## Data
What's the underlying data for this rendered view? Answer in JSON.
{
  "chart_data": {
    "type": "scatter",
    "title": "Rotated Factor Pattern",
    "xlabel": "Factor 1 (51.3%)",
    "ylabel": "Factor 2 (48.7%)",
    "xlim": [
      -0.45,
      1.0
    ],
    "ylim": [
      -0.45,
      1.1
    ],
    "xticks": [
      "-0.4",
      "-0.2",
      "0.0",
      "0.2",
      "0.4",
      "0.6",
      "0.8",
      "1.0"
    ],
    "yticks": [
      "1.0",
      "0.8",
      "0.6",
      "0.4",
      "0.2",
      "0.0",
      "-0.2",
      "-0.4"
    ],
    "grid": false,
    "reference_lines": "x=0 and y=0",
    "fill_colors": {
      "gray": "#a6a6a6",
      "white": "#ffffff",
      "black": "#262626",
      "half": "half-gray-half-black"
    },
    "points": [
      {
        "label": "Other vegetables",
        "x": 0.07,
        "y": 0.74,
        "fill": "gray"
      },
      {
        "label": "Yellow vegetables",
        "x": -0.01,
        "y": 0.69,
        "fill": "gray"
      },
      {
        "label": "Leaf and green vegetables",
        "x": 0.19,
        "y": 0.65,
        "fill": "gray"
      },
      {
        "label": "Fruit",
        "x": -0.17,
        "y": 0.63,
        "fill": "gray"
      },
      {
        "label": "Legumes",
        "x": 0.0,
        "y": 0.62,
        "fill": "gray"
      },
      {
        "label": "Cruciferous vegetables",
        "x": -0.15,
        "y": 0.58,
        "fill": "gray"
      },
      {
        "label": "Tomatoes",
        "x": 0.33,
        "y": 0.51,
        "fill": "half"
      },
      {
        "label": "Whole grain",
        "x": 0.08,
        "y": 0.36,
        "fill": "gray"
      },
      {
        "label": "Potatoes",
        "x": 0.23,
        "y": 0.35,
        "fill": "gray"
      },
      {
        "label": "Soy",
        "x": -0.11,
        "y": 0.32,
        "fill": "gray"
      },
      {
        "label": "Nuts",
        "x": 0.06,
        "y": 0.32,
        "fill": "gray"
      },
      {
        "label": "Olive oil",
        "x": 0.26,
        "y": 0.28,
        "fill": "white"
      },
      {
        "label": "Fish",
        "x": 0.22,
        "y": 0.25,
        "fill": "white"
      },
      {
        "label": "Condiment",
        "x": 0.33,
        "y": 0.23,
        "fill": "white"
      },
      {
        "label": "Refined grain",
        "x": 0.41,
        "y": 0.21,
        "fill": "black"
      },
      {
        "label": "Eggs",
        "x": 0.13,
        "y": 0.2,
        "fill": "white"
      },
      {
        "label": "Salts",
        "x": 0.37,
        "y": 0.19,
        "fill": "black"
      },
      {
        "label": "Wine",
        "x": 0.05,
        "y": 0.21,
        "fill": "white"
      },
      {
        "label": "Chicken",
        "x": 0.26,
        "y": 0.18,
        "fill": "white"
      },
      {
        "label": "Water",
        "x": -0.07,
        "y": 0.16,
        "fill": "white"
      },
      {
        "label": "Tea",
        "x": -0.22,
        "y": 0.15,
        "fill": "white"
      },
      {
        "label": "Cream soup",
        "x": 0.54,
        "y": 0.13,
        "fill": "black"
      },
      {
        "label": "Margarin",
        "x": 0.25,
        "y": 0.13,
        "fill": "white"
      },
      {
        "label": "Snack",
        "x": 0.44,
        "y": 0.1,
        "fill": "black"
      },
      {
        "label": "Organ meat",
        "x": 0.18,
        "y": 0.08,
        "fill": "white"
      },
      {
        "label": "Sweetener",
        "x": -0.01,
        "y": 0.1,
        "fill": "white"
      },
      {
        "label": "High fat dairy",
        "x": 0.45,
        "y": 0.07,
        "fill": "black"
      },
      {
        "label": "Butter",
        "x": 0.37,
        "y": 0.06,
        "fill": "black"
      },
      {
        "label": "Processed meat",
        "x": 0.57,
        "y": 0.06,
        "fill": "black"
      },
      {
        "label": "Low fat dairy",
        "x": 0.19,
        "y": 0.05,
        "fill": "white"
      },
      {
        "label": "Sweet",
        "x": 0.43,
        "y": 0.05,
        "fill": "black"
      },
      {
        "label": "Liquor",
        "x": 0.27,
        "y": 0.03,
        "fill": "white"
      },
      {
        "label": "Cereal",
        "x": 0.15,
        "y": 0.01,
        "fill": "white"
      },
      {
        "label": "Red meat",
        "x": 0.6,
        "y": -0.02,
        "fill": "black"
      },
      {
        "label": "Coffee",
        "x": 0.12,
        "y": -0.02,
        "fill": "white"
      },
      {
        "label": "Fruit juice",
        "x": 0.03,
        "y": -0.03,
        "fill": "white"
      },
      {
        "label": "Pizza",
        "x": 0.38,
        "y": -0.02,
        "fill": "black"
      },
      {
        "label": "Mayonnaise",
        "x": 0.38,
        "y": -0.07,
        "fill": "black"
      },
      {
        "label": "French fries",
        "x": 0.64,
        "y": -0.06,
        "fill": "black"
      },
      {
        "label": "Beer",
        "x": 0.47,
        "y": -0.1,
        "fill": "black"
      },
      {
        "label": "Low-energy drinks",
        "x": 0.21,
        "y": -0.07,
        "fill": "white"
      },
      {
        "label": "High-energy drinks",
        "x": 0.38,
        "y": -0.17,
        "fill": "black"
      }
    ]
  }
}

## Exercise objective
Gather from the data above every line with the string "vegetables".

## Worked answer
        "label": "Other vegetables",
        "label": "Yellow vegetables",
        "label": "Leaf and green vegetables",
        "label": "Cruciferous vegetables",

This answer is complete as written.